[Collection entries]
────────
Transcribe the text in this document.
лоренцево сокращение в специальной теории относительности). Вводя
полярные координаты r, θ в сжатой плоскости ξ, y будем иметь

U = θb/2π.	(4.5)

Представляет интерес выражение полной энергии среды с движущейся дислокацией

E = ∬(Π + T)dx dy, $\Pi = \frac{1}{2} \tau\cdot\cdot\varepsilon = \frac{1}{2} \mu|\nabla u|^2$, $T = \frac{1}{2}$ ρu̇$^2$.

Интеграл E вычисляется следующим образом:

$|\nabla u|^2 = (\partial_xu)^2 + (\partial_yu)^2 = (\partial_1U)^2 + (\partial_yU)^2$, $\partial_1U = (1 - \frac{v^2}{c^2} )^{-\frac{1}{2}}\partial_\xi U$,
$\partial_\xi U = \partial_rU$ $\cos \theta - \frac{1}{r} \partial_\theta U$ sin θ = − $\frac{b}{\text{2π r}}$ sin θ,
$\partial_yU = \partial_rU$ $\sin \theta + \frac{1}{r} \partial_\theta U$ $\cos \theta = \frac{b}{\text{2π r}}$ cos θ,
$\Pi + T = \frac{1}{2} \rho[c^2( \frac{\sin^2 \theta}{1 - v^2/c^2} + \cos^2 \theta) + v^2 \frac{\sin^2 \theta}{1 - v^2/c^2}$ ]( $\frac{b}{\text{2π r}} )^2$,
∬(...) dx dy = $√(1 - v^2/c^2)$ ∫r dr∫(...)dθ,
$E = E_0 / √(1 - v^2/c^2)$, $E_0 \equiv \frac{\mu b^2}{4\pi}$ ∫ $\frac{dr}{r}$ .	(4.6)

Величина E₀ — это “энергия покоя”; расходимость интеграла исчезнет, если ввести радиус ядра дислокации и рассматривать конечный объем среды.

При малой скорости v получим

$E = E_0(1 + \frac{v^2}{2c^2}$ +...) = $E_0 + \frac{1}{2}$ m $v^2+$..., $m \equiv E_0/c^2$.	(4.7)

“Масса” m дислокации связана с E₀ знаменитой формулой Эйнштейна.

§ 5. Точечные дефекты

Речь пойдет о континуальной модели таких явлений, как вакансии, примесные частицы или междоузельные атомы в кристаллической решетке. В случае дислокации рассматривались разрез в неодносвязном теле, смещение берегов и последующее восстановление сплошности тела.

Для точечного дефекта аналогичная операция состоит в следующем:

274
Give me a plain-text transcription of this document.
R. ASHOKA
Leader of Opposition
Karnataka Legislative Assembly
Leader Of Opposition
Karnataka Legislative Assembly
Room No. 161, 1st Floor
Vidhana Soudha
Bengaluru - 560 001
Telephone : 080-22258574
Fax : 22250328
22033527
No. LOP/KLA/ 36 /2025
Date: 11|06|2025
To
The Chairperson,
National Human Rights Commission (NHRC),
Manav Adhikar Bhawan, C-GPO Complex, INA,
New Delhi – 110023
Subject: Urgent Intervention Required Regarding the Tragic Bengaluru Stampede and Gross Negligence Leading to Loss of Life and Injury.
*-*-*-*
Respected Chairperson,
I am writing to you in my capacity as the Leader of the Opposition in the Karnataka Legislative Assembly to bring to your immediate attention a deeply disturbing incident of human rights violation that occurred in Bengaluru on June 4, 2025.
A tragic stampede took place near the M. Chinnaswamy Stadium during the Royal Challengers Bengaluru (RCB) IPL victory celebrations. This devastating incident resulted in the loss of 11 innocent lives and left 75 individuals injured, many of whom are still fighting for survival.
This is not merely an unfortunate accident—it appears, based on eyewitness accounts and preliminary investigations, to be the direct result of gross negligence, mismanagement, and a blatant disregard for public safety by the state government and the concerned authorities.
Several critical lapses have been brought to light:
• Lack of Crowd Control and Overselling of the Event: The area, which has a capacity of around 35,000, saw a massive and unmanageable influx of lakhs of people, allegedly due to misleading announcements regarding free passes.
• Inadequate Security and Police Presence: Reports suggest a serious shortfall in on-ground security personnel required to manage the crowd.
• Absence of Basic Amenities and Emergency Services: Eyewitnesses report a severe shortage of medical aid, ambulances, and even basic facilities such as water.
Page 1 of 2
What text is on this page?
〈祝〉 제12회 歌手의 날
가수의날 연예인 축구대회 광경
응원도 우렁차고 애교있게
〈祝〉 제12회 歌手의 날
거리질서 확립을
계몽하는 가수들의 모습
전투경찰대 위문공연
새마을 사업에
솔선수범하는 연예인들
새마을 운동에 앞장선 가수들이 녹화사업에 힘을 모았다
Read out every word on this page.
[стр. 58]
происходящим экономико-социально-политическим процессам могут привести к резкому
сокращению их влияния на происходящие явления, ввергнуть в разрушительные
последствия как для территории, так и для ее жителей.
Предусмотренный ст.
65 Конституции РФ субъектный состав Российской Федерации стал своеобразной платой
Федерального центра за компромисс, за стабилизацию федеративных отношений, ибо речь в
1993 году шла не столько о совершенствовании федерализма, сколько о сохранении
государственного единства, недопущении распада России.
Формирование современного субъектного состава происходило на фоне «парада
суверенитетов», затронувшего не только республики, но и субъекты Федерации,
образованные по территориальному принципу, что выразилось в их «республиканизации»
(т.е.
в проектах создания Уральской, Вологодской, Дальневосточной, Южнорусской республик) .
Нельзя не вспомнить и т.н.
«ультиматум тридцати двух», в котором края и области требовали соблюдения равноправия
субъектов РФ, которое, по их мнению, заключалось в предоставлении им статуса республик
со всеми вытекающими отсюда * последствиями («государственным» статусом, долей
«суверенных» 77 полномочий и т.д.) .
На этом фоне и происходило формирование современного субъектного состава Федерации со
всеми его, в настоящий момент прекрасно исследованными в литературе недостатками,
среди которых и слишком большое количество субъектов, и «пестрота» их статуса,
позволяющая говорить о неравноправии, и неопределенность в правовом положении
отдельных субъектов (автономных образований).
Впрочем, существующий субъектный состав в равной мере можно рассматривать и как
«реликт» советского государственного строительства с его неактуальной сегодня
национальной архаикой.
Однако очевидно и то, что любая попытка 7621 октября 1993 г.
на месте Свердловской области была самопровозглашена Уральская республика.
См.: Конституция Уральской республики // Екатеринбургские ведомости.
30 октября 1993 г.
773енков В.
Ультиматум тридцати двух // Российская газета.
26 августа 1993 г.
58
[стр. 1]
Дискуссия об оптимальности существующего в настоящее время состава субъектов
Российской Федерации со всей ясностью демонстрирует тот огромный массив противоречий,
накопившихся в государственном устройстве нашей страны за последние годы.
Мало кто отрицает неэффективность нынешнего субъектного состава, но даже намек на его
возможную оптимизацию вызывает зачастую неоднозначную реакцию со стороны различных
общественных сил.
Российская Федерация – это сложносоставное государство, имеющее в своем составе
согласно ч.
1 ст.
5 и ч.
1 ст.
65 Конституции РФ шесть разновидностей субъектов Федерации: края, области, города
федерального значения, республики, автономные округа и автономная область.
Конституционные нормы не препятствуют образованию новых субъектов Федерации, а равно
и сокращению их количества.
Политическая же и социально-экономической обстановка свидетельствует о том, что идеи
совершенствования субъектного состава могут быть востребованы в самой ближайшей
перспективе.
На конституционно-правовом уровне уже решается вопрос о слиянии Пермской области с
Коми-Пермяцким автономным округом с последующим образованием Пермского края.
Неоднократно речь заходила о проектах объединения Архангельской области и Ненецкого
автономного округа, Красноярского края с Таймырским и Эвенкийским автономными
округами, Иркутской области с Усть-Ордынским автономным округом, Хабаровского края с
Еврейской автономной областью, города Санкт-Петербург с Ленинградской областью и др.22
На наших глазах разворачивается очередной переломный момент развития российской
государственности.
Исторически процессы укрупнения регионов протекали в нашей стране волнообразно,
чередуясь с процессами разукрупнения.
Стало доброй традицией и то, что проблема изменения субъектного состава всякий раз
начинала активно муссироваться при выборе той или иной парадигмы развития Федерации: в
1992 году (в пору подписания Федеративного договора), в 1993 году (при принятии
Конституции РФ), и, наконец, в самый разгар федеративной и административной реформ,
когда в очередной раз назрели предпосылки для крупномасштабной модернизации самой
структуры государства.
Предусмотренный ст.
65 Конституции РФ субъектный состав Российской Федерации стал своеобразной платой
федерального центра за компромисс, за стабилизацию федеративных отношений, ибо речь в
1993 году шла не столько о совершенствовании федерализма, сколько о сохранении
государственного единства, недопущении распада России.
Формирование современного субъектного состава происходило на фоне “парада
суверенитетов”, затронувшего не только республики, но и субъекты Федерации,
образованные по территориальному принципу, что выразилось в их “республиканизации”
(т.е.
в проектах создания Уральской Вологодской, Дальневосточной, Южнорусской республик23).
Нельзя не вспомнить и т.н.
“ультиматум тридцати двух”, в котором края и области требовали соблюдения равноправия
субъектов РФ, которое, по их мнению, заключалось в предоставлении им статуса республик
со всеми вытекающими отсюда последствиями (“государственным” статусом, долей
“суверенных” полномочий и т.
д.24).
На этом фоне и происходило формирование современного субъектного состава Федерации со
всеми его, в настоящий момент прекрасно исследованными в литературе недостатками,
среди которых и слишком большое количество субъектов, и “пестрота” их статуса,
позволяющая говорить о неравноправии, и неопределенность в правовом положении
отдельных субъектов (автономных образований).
────────
DIRECTIVE: Identify how many lines in the entries above contain the word "создания" and provide only that figure.

FINAL ANSWER: 2